[Data listing]
================================

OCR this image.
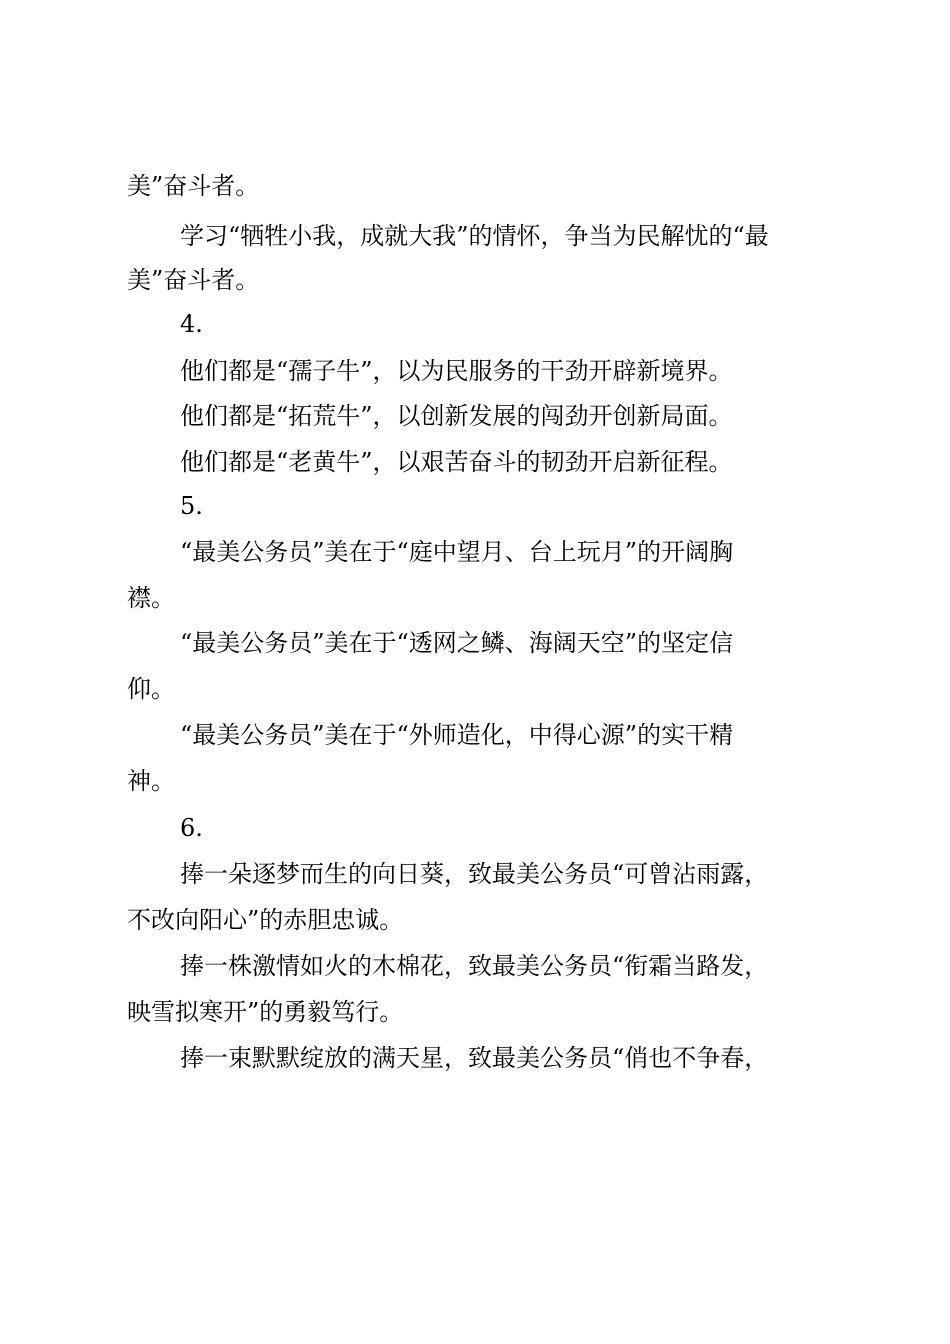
美”奋斗者。
学习“牺牲小我，成就大我”的情怀，争当为民解忧的“最
美”奋斗者。
4.
他们都是“孺子牛”，以为民服务的干劲开辟新境界。
他们都是“拓荒牛”，以创新发展的闯劲开创新局面。
他们都是“老黄牛”，以艰苦奋斗的韧劲开启新征程。
5.
“最美公务员”美在于“庭中望月、台上玩月”的开阔胸
襟。
“最美公务员”美在于“透网之鳞、海阔天空”的坚定信
仰。
“最美公务员”美在于“外师造化，中得心源”的实干精
神。
6.
捧一朵逐梦而生的向日葵，致最美公务员“可曾沾雨露，
不改向阳心”的赤胆忠诚。
捧一株激情如火的木棉花，致最美公务员“衔霜当路发，
映雪拟寒开”的勇毅笃行。
捧一束默默绽放的满天星，致最美公务员“俏也不争春，
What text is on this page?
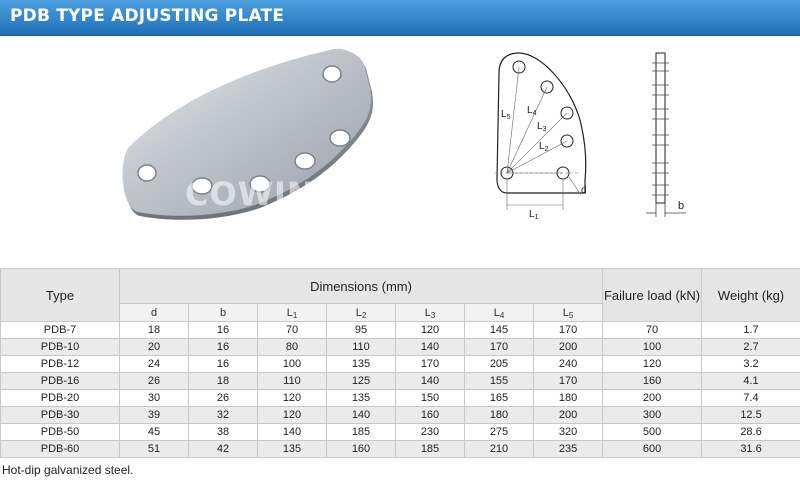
PDB TYPE ADJUSTING PLATE
COWINELEC
$L_5$
$L_4$
$L_3$
$L_2$
$L_1$
d
b
Type	Dimensions (mm)							Failure load (kN)	Weight (kg)
	d	b	L1	L2	L3	L4	L5		
PDB-7	18	16	70	95	120	145	170	70	1.7
PDB-10	20	16	80	110	140	170	200	100	2.7
PDB-12	24	16	100	135	170	205	240	120	3.2
PDB-16	26	18	110	125	140	155	170	160	4.1
PDB-20	30	26	120	135	150	165	180	200	7.4
PDB-30	39	32	120	140	160	180	200	300	12.5
PDB-50	45	38	140	185	230	275	320	500	28.6
PDB-60	51	42	135	160	185	210	235	600	31.6
Hot-dip galvanized steel.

================================

[AIM OF THE TASK]
Pictures stay out; repeat all the rest of the records exactly.

[ANSWER TO THE TASK]
OCR this image.
美”奋斗者。
学习“牺牲小我，成就大我”的情怀，争当为民解忧的“最
美”奋斗者。
4.
他们都是“孺子牛”，以为民服务的干劲开辟新境界。
他们都是“拓荒牛”，以创新发展的闯劲开创新局面。
他们都是“老黄牛”，以艰苦奋斗的韧劲开启新征程。
5.
“最美公务员”美在于“庭中望月、台上玩月”的开阔胸
襟。
“最美公务员”美在于“透网之鳞、海阔天空”的坚定信
仰。
“最美公务员”美在于“外师造化，中得心源”的实干精
神。
6.
捧一朵逐梦而生的向日葵，致最美公务员“可曾沾雨露，
不改向阳心”的赤胆忠诚。
捧一株激情如火的木棉花，致最美公务员“衔霜当路发，
映雪拟寒开”的勇毅笃行。
捧一束默默绽放的满天星，致最美公务员“俏也不争春，
What text is on this page?
PDB TYPE ADJUSTING PLATE
COWINELEC
$L_5$
$L_4$
$L_3$
$L_2$
$L_1$
d
b
Type	Dimensions (mm)							Failure load (kN)	Weight (kg)
	d	b	L1	L2	L3	L4	L5		
PDB-7	18	16	70	95	120	145	170	70	1.7
PDB-10	20	16	80	110	140	170	200	100	2.7
PDB-12	24	16	100	135	170	205	240	120	3.2
PDB-16	26	18	110	125	140	155	170	160	4.1
PDB-20	30	26	120	135	150	165	180	200	7.4
PDB-30	39	32	120	140	160	180	200	300	12.5
PDB-50	45	38	140	185	230	275	320	500	28.6
PDB-60	51	42	135	160	185	210	235	600	31.6
Hot-dip galvanized steel.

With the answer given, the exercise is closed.